Pick out each line with the word "световодах" from the material that follows.

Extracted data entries
·····
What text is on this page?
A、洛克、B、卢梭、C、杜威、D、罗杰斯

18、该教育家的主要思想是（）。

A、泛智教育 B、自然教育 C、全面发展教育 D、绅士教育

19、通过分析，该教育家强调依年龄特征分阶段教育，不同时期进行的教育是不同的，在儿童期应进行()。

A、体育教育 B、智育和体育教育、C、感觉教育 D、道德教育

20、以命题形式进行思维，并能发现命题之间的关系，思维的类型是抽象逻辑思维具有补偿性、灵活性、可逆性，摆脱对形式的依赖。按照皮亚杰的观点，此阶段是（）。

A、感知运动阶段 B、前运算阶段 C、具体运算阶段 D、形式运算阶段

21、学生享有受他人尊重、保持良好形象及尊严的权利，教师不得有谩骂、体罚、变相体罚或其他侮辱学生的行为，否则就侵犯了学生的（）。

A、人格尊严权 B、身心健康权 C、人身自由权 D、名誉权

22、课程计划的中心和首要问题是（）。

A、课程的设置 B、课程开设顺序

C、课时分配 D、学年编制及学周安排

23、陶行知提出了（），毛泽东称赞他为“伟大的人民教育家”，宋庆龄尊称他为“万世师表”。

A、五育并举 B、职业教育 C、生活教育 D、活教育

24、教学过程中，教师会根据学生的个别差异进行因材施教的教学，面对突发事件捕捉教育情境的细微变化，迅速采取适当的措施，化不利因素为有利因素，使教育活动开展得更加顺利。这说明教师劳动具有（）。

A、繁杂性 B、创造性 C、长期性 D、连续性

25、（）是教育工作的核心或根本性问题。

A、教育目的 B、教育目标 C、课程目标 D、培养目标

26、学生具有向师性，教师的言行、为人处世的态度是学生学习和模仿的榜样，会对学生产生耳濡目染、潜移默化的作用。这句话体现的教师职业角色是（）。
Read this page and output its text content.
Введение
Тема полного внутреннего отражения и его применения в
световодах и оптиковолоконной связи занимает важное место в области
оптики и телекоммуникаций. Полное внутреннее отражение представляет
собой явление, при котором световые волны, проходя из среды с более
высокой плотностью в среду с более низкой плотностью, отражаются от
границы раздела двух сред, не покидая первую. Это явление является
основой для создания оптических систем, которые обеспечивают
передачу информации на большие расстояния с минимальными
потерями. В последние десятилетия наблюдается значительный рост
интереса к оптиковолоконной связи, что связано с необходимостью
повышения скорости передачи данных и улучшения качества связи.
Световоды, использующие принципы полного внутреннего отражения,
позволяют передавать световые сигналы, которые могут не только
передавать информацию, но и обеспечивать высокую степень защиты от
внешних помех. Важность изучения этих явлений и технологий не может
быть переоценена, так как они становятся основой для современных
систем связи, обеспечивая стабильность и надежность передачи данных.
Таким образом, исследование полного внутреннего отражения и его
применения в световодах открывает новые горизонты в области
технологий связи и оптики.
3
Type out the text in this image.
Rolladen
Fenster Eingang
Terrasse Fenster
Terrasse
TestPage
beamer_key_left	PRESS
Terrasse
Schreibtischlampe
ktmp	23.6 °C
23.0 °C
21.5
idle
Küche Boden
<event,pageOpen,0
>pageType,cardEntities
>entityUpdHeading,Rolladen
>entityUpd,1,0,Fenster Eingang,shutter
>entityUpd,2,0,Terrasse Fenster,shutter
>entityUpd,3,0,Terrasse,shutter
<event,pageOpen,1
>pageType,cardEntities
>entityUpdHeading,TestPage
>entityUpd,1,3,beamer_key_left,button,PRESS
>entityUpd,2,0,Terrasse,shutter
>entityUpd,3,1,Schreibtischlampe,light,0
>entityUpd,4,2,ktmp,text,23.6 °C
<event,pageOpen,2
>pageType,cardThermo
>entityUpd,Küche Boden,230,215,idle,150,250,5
·····
**Solution to this exercise**
световодах и оптиковолоконной связи занимает важное место в области
применения в световодах открывает новые горизонты в области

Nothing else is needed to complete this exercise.